-- begin EXTRACTED RECORDS --

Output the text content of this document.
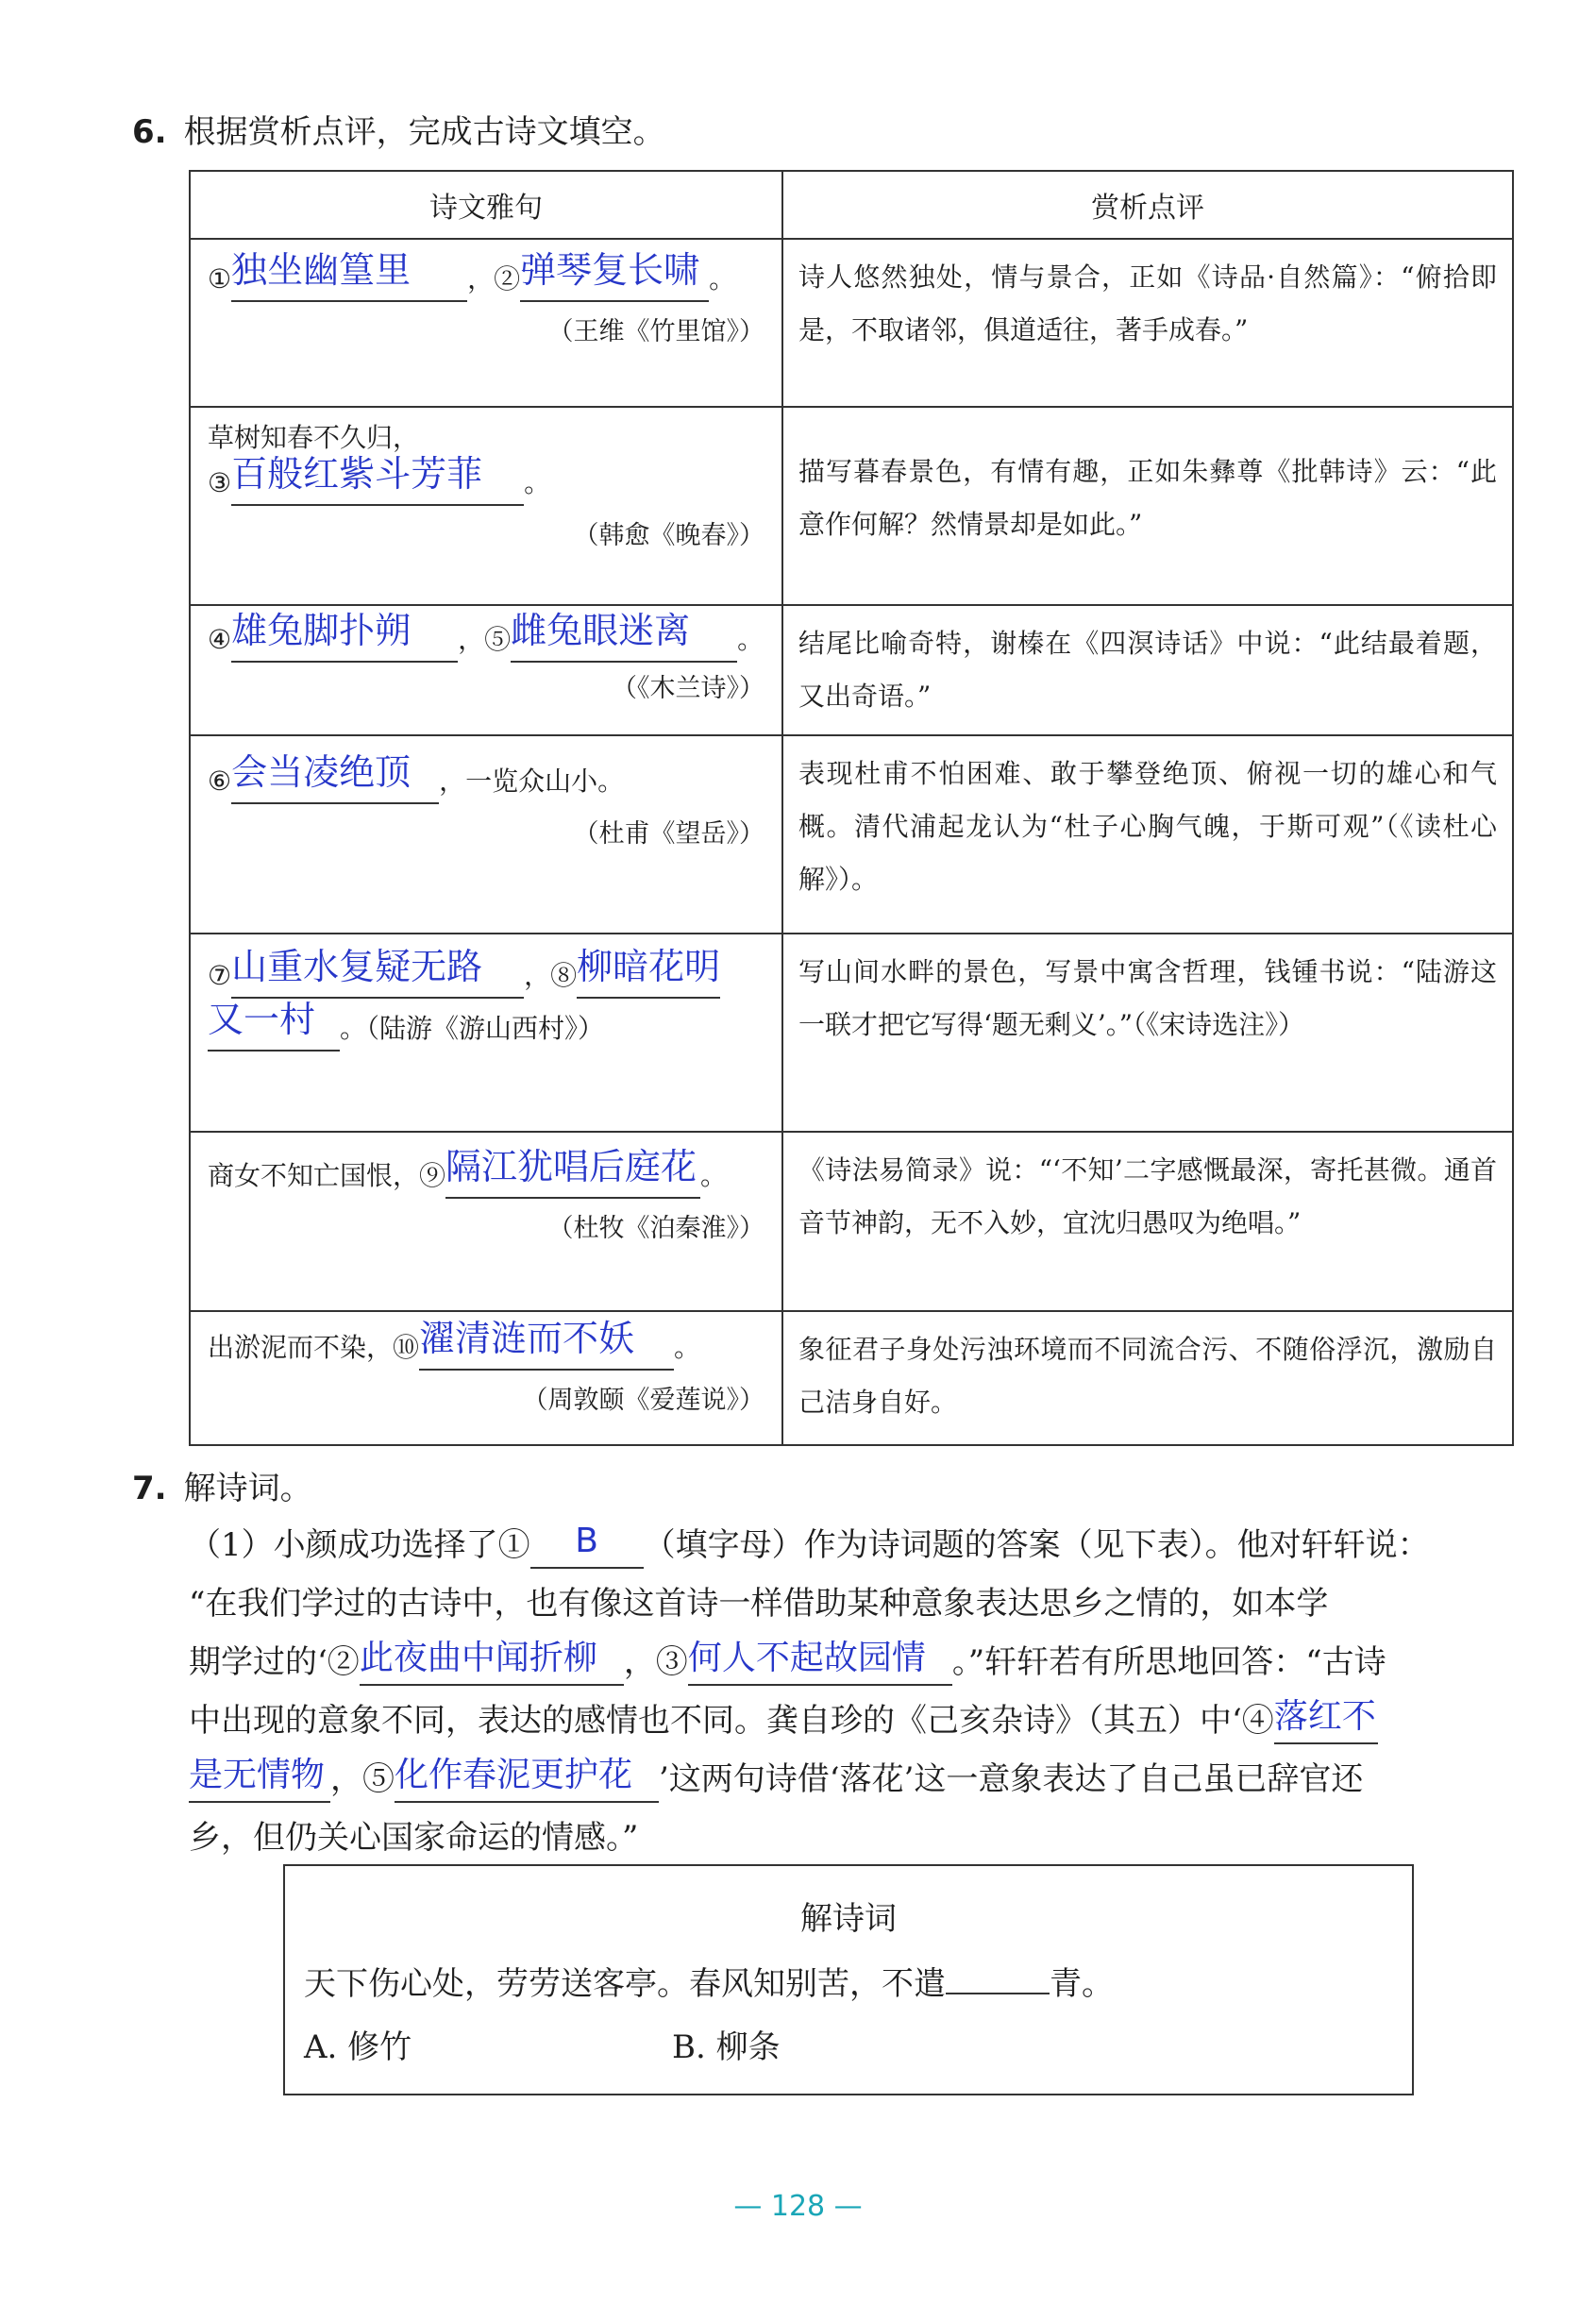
6. 根据赏析点评，完成古诗文填空。
诗文雅句	赏析点评

①独坐幽篁里 ，②弹琴复长啸 。
（王维《竹里馆》）	诗人悠然独处，情与景合，正如《诗品·自然篇》：“俯拾即是，不取诸邻，俱道适往，著手成春。”

草树知春不久归，
③百般红紫斗芳菲 。
（韩愈《晚春》）	描写暮春景色，有情有趣，正如朱彝尊《批韩诗》云：“此意作何解？然情景却是如此。”

④雄兔脚扑朔 ，⑤雌兔眼迷离 。
（《木兰诗》）	结尾比喻奇特，谢榛在《四溟诗话》中说：“此结最着题，又出奇语。”

⑥会当凌绝顶 ，一览众山小。
（杜甫《望岳》）	表现杜甫不怕困难、敢于攀登绝顶、俯视一切的雄心和气概。清代浦起龙认为“杜子心胸气魄，于斯可观”（《读杜心解》）。

⑦山重水复疑无路 ，⑧柳暗花明
又一村 。（陆游《游山西村》）	写山间水畔的景色，写景中寓含哲理，钱锺书说：“陆游这一联才把它写得‘题无剩义’。”（《宋诗选注》）

商女不知亡国恨，⑨隔江犹唱后庭花 。
（杜牧《泊秦淮》）	《诗法易简录》说：“‘不知’二字感慨最深，寄托甚微。通首音节神韵，无不入妙，宜沈归愚叹为绝唱。”

出淤泥而不染，⑩濯清涟而不妖 。
（周敦颐《爱莲说》）	象征君子身处污浊环境而不同流合污、不随俗浮沉，激励自己洁身自好。
7. 解诗词。

（1）小颜成功选择了① B （填字母）作为诗词题的答案（见下表）。他对轩轩说：

“在我们学过的古诗中，也有像这首诗一样借助某种意象表达思乡之情的，如本学

期学过的‘②此夜曲中闻折柳 ，③何人不起故园情 。”轩轩若有所思地回答：“古诗

中出现的意象不同，表达的感情也不同。龚自珍的《己亥杂诗》（其五）中‘④落红不

是无情物 ，⑤化作春泥更护花 ’这两句诗借‘落花’这一意象表达了自己虽已辞官还

乡，但仍关心国家命运的情感。”

解诗词
天下伤心处，劳劳送客亭。春风知别苦，不遣	青。
A. 修竹	B. 柳条
— 128 —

-- end EXTRACTED RECORDS --

- TASK TO COMPLETE -
Drop the images and quote the entries word for word.

- SOLUTION -
Output the text content of this document.
6. 根据赏析点评，完成古诗文填空。
诗文雅句	赏析点评

①独坐幽篁里 ，②弹琴复长啸 。
（王维《竹里馆》）	诗人悠然独处，情与景合，正如《诗品·自然篇》：“俯拾即是，不取诸邻，俱道适往，著手成春。”

草树知春不久归，
③百般红紫斗芳菲 。
（韩愈《晚春》）	描写暮春景色，有情有趣，正如朱彝尊《批韩诗》云：“此意作何解？然情景却是如此。”

④雄兔脚扑朔 ，⑤雌兔眼迷离 。
（《木兰诗》）	结尾比喻奇特，谢榛在《四溟诗话》中说：“此结最着题，又出奇语。”

⑥会当凌绝顶 ，一览众山小。
（杜甫《望岳》）	表现杜甫不怕困难、敢于攀登绝顶、俯视一切的雄心和气概。清代浦起龙认为“杜子心胸气魄，于斯可观”（《读杜心解》）。

⑦山重水复疑无路 ，⑧柳暗花明
又一村 。（陆游《游山西村》）	写山间水畔的景色，写景中寓含哲理，钱锺书说：“陆游这一联才把它写得‘题无剩义’。”（《宋诗选注》）

商女不知亡国恨，⑨隔江犹唱后庭花 。
（杜牧《泊秦淮》）	《诗法易简录》说：“‘不知’二字感慨最深，寄托甚微。通首音节神韵，无不入妙，宜沈归愚叹为绝唱。”

出淤泥而不染，⑩濯清涟而不妖 。
（周敦颐《爱莲说》）	象征君子身处污浊环境而不同流合污、不随俗浮沉，激励自己洁身自好。
7. 解诗词。

（1）小颜成功选择了① B （填字母）作为诗词题的答案（见下表）。他对轩轩说：

“在我们学过的古诗中，也有像这首诗一样借助某种意象表达思乡之情的，如本学

期学过的‘②此夜曲中闻折柳 ，③何人不起故园情 。”轩轩若有所思地回答：“古诗

中出现的意象不同，表达的感情也不同。龚自珍的《己亥杂诗》（其五）中‘④落红不

是无情物 ，⑤化作春泥更护花 ’这两句诗借‘落花’这一意象表达了自己虽已辞官还

乡，但仍关心国家命运的情感。”

解诗词
天下伤心处，劳劳送客亭。春风知别苦，不遣	青。
A. 修竹	B. 柳条
— 128 —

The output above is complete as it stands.